**Stated task**
Each line of the material below should be reproduced exactly.

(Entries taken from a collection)
-=-=-

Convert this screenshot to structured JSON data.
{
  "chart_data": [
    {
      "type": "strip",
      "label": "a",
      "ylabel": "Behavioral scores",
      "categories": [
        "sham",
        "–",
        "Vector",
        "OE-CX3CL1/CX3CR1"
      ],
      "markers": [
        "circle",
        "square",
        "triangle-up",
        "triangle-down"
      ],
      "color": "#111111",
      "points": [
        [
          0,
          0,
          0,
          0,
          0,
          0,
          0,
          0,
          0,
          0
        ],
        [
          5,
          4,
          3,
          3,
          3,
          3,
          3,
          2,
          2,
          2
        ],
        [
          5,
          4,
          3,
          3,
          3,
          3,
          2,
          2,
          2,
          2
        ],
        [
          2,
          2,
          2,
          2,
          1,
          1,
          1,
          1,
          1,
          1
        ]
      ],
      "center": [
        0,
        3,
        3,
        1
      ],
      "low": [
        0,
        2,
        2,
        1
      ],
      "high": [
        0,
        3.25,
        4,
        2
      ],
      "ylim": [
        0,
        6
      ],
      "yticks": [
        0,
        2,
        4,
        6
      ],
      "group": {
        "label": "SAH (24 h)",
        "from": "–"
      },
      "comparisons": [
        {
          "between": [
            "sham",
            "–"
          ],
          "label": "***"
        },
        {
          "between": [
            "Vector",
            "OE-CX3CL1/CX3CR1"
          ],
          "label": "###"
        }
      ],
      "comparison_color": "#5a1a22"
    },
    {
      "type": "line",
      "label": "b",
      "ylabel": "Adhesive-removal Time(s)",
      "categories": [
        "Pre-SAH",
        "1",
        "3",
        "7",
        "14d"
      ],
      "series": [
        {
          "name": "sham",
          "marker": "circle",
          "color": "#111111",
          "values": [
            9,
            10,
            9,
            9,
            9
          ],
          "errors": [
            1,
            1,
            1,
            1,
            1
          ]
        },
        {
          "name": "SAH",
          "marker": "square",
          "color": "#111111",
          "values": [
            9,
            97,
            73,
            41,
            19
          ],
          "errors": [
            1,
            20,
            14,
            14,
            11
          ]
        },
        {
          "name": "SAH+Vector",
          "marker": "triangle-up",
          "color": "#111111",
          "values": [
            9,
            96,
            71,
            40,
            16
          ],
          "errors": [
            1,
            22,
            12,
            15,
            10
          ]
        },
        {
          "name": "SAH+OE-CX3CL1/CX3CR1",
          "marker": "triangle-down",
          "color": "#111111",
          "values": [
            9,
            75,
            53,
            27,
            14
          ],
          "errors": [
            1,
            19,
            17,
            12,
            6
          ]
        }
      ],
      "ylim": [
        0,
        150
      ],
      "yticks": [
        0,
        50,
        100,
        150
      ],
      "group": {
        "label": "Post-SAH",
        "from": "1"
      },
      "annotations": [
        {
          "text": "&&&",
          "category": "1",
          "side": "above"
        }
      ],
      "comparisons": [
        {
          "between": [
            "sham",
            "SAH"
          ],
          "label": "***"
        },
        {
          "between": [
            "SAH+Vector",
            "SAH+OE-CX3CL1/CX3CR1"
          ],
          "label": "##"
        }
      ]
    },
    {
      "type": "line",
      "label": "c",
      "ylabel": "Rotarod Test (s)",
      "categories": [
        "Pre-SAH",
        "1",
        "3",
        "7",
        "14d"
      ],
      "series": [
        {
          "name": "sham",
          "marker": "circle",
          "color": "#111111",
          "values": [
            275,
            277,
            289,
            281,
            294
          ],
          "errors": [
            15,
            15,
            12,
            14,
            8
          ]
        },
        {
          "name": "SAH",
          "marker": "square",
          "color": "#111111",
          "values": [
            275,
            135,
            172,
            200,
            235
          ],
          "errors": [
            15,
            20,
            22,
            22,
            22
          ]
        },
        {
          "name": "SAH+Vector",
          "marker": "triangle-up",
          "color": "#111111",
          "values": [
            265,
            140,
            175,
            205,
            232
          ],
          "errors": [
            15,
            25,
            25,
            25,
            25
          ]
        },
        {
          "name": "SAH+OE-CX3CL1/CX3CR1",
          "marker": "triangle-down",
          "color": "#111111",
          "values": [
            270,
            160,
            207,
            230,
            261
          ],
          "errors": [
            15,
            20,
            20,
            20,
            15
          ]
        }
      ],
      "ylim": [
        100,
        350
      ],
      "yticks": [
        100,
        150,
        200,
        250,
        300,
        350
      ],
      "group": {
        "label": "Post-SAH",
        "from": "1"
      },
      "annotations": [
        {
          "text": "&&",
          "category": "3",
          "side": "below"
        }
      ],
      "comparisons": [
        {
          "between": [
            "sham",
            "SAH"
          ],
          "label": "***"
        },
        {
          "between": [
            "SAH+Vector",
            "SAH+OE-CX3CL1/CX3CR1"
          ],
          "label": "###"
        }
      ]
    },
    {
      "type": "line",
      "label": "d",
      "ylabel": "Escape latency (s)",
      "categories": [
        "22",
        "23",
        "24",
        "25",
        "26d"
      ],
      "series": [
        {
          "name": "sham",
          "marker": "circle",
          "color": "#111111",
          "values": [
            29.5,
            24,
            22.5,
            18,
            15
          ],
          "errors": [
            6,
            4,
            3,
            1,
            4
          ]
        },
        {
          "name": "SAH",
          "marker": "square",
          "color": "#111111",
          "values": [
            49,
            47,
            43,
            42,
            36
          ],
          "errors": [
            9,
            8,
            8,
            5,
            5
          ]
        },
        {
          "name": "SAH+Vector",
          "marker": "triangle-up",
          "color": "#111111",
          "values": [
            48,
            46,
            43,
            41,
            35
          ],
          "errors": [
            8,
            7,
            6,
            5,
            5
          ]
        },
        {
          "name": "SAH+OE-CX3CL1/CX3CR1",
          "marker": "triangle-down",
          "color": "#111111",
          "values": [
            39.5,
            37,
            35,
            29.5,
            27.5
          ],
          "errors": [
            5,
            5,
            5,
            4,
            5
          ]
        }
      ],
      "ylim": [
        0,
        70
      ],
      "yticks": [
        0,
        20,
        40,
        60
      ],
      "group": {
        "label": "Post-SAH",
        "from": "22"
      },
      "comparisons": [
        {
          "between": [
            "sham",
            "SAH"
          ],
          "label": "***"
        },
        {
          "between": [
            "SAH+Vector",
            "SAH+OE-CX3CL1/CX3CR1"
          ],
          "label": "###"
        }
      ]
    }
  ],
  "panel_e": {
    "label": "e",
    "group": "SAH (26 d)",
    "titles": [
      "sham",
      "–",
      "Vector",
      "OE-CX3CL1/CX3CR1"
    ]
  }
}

-=-=-

**Result**
Convert this screenshot to structured JSON data.
{
  "chart_data": [
    {
      "type": "strip",
      "label": "a",
      "ylabel": "Behavioral scores",
      "categories": [
        "sham",
        "–",
        "Vector",
        "OE-CX3CL1/CX3CR1"
      ],
      "markers": [
        "circle",
        "square",
        "triangle-up",
        "triangle-down"
      ],
      "color": "#111111",
      "points": [
        [
          0,
          0,
          0,
          0,
          0,
          0,
          0,
          0,
          0,
          0
        ],
        [
          5,
          4,
          3,
          3,
          3,
          3,
          3,
          2,
          2,
          2
        ],
        [
          5,
          4,
          3,
          3,
          3,
          3,
          2,
          2,
          2,
          2
        ],
        [
          2,
          2,
          2,
          2,
          1,
          1,
          1,
          1,
          1,
          1
        ]
      ],
      "center": [
        0,
        3,
        3,
        1
      ],
      "low": [
        0,
        2,
        2,
        1
      ],
      "high": [
        0,
        3.25,
        4,
        2
      ],
      "ylim": [
        0,
        6
      ],
      "yticks": [
        0,
        2,
        4,
        6
      ],
      "group": {
        "label": "SAH (24 h)",
        "from": "–"
      },
      "comparisons": [
        {
          "between": [
            "sham",
            "–"
          ],
          "label": "***"
        },
        {
          "between": [
            "Vector",
            "OE-CX3CL1/CX3CR1"
          ],
          "label": "###"
        }
      ],
      "comparison_color": "#5a1a22"
    },
    {
      "type": "line",
      "label": "b",
      "ylabel": "Adhesive-removal Time(s)",
      "categories": [
        "Pre-SAH",
        "1",
        "3",
        "7",
        "14d"
      ],
      "series": [
        {
          "name": "sham",
          "marker": "circle",
          "color": "#111111",
          "values": [
            9,
            10,
            9,
            9,
            9
          ],
          "errors": [
            1,
            1,
            1,
            1,
            1
          ]
        },
        {
          "name": "SAH",
          "marker": "square",
          "color": "#111111",
          "values": [
            9,
            97,
            73,
            41,
            19
          ],
          "errors": [
            1,
            20,
            14,
            14,
            11
          ]
        },
        {
          "name": "SAH+Vector",
          "marker": "triangle-up",
          "color": "#111111",
          "values": [
            9,
            96,
            71,
            40,
            16
          ],
          "errors": [
            1,
            22,
            12,
            15,
            10
          ]
        },
        {
          "name": "SAH+OE-CX3CL1/CX3CR1",
          "marker": "triangle-down",
          "color": "#111111",
          "values": [
            9,
            75,
            53,
            27,
            14
          ],
          "errors": [
            1,
            19,
            17,
            12,
            6
          ]
        }
      ],
      "ylim": [
        0,
        150
      ],
      "yticks": [
        0,
        50,
        100,
        150
      ],
      "group": {
        "label": "Post-SAH",
        "from": "1"
      },
      "annotations": [
        {
          "text": "&&&",
          "category": "1",
          "side": "above"
        }
      ],
      "comparisons": [
        {
          "between": [
            "sham",
            "SAH"
          ],
          "label": "***"
        },
        {
          "between": [
            "SAH+Vector",
            "SAH+OE-CX3CL1/CX3CR1"
          ],
          "label": "##"
        }
      ]
    },
    {
      "type": "line",
      "label": "c",
      "ylabel": "Rotarod Test (s)",
      "categories": [
        "Pre-SAH",
        "1",
        "3",
        "7",
        "14d"
      ],
      "series": [
        {
          "name": "sham",
          "marker": "circle",
          "color": "#111111",
          "values": [
            275,
            277,
            289,
            281,
            294
          ],
          "errors": [
            15,
            15,
            12,
            14,
            8
          ]
        },
        {
          "name": "SAH",
          "marker": "square",
          "color": "#111111",
          "values": [
            275,
            135,
            172,
            200,
            235
          ],
          "errors": [
            15,
            20,
            22,
            22,
            22
          ]
        },
        {
          "name": "SAH+Vector",
          "marker": "triangle-up",
          "color": "#111111",
          "values": [
            265,
            140,
            175,
            205,
            232
          ],
          "errors": [
            15,
            25,
            25,
            25,
            25
          ]
        },
        {
          "name": "SAH+OE-CX3CL1/CX3CR1",
          "marker": "triangle-down",
          "color": "#111111",
          "values": [
            270,
            160,
            207,
            230,
            261
          ],
          "errors": [
            15,
            20,
            20,
            20,
            15
          ]
        }
      ],
      "ylim": [
        100,
        350
      ],
      "yticks": [
        100,
        150,
        200,
        250,
        300,
        350
      ],
      "group": {
        "label": "Post-SAH",
        "from": "1"
      },
      "annotations": [
        {
          "text": "&&",
          "category": "3",
          "side": "below"
        }
      ],
      "comparisons": [
        {
          "between": [
            "sham",
            "SAH"
          ],
          "label": "***"
        },
        {
          "between": [
            "SAH+Vector",
            "SAH+OE-CX3CL1/CX3CR1"
          ],
          "label": "###"
        }
      ]
    },
    {
      "type": "line",
      "label": "d",
      "ylabel": "Escape latency (s)",
      "categories": [
        "22",
        "23",
        "24",
        "25",
        "26d"
      ],
      "series": [
        {
          "name": "sham",
          "marker": "circle",
          "color": "#111111",
          "values": [
            29.5,
            24,
            22.5,
            18,
            15
          ],
          "errors": [
            6,
            4,
            3,
            1,
            4
          ]
        },
        {
          "name": "SAH",
          "marker": "square",
          "color": "#111111",
          "values": [
            49,
            47,
            43,
            42,
            36
          ],
          "errors": [
            9,
            8,
            8,
            5,
            5
          ]
        },
        {
          "name": "SAH+Vector",
          "marker": "triangle-up",
          "color": "#111111",
          "values": [
            48,
            46,
            43,
            41,
            35
          ],
          "errors": [
            8,
            7,
            6,
            5,
            5
          ]
        },
        {
          "name": "SAH+OE-CX3CL1/CX3CR1",
          "marker": "triangle-down",
          "color": "#111111",
          "values": [
            39.5,
            37,
            35,
            29.5,
            27.5
          ],
          "errors": [
            5,
            5,
            5,
            4,
            5
          ]
        }
      ],
      "ylim": [
        0,
        70
      ],
      "yticks": [
        0,
        20,
        40,
        60
      ],
      "group": {
        "label": "Post-SAH",
        "from": "22"
      },
      "comparisons": [
        {
          "between": [
            "sham",
            "SAH"
          ],
          "label": "***"
        },
        {
          "between": [
            "SAH+Vector",
            "SAH+OE-CX3CL1/CX3CR1"
          ],
          "label": "###"
        }
      ]
    }
  ],
  "panel_e": {
    "label": "e",
    "group": "SAH (26 d)",
    "titles": [
      "sham",
      "–",
      "Vector",
      "OE-CX3CL1/CX3CR1"
    ]
  }
}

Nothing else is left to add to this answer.